WHAT TO PRODUCE:
Transcribe the full listing exactly, and drop every picture.

Stored data entries
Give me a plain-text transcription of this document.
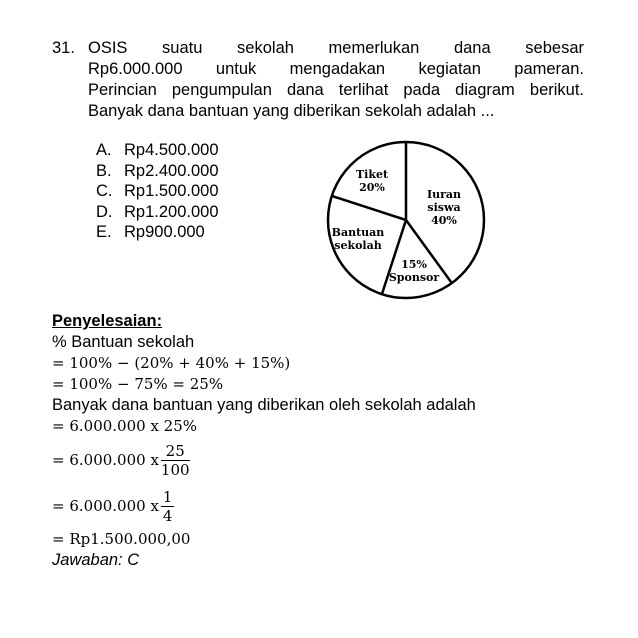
31. OSIS suatu sekolah memerlukan dana sebesar
Rp6.000.000 untuk mengadakan kegiatan pameran.
Perincian pengumpulan dana terlihat pada diagram berikut.
Banyak dana bantuan yang diberikan sekolah adalah ...
A. Rp4.500.000
B. Rp2.400.000
C. Rp1.500.000
D. Rp1.200.000
E. Rp900.000
Iuran siswa 40%
15% Sponsor
Bantuan sekolah
Tiket 20%
Penyelesaian:
% Bantuan sekolah
= 100% − (20% + 40% + 15%)
= 100% − 75% = 25%
Banyak dana bantuan yang diberikan oleh sekolah adalah
= 6.000.000 x 25%
= 6.000.000 x $\frac{25}{100}$
= 6.000.000 x $\frac{1}{4}$
= Rp1.500.000,00
Jawaban: C
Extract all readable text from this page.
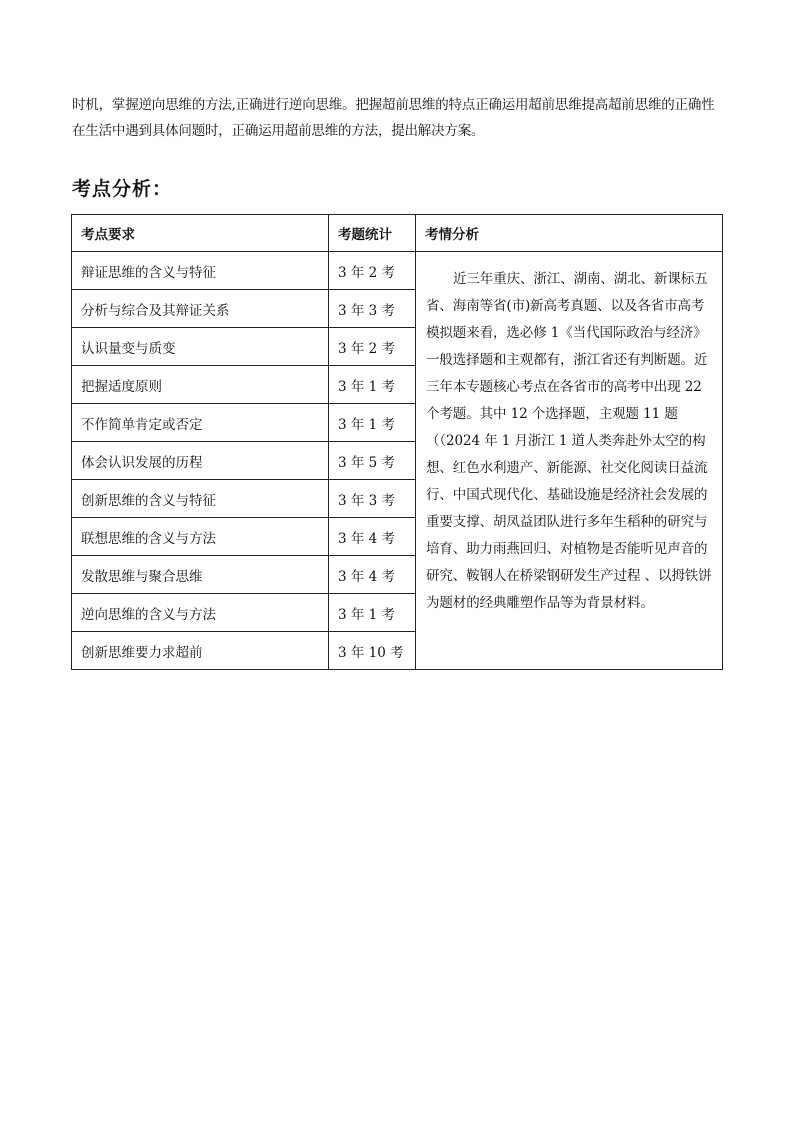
时机，掌握逆向思维的方法,正确进行逆向思维。把握超前思维的特点正确运用超前思维提高超前思维的正确性在生活中遇到具体问题时，正确运用超前思维的方法，提出解决方案。

考点分析：
考点要求	考题统计	考情分析
辩证思维的含义与特征	3 年 2 考	近三年重庆、浙江、湖南、湖北、新课标五省、海南等省(市)新高考真题、以及各省市高考模拟题来看，选必修 1《当代国际政治与经济》一般选择题和主观都有，浙江省还有判断题。近三年本专题核心考点在各省市的高考中出现 22 个考题。其中 12 个选择题，主观题 11 题（（2024 年 1 月浙江 1 道人类奔赴外太空的构想、红色水利遗产、新能源、社交化阅读日益流行、中国式现代化、基础设施是经济社会发展的重要支撑、胡凤益团队进行多年生稻种的研究与培育、助力雨燕回归、对植物是否能听见声音的研究、鞍钢人在桥梁钢研发生产过程 、以拇铁饼为题材的经典雕塑作品等为背景材料。
分析与综合及其辩证关系	3 年 3 考	
认识量变与质变	3 年 2 考	
把握适度原则	3 年 1 考	
不作简单肯定或否定	3 年 1 考	
体会认识发展的历程	3 年 5 考	
创新思维的含义与特征	3 年 3 考	
联想思维的含义与方法	3 年 4 考	
发散思维与聚合思维	3 年 4 考	
逆向思维的含义与方法	3 年 1 考	
创新思维要力求超前	3 年 10 考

ANSWER TO THE PROBLEM:
Give me a plain-text transcription of this document.
31. OSIS suatu sekolah memerlukan dana sebesar
Rp6.000.000 untuk mengadakan kegiatan pameran.
Perincian pengumpulan dana terlihat pada diagram berikut.
Banyak dana bantuan yang diberikan sekolah adalah ...
A. Rp4.500.000
B. Rp2.400.000
C. Rp1.500.000
D. Rp1.200.000
E. Rp900.000
Iuran siswa 40%
15% Sponsor
Bantuan sekolah
Tiket 20%
Penyelesaian:
% Bantuan sekolah
= 100% − (20% + 40% + 15%)
= 100% − 75% = 25%
Banyak dana bantuan yang diberikan oleh sekolah adalah
= 6.000.000 x 25%
= 6.000.000 x $\frac{25}{100}$
= 6.000.000 x $\frac{1}{4}$
= Rp1.500.000,00
Jawaban: C
Extract all readable text from this page.
时机，掌握逆向思维的方法,正确进行逆向思维。把握超前思维的特点正确运用超前思维提高超前思维的正确性在生活中遇到具体问题时，正确运用超前思维的方法，提出解决方案。

考点分析：
考点要求	考题统计	考情分析
辩证思维的含义与特征	3 年 2 考	近三年重庆、浙江、湖南、湖北、新课标五省、海南等省(市)新高考真题、以及各省市高考模拟题来看，选必修 1《当代国际政治与经济》一般选择题和主观都有，浙江省还有判断题。近三年本专题核心考点在各省市的高考中出现 22 个考题。其中 12 个选择题，主观题 11 题（（2024 年 1 月浙江 1 道人类奔赴外太空的构想、红色水利遗产、新能源、社交化阅读日益流行、中国式现代化、基础设施是经济社会发展的重要支撑、胡凤益团队进行多年生稻种的研究与培育、助力雨燕回归、对植物是否能听见声音的研究、鞍钢人在桥梁钢研发生产过程 、以拇铁饼为题材的经典雕塑作品等为背景材料。
分析与综合及其辩证关系	3 年 3 考	
认识量变与质变	3 年 2 考	
把握适度原则	3 年 1 考	
不作简单肯定或否定	3 年 1 考	
体会认识发展的历程	3 年 5 考	
创新思维的含义与特征	3 年 3 考	
联想思维的含义与方法	3 年 4 考	
发散思维与聚合思维	3 年 4 考	
逆向思维的含义与方法	3 年 1 考	
创新思维要力求超前	3 年 10 考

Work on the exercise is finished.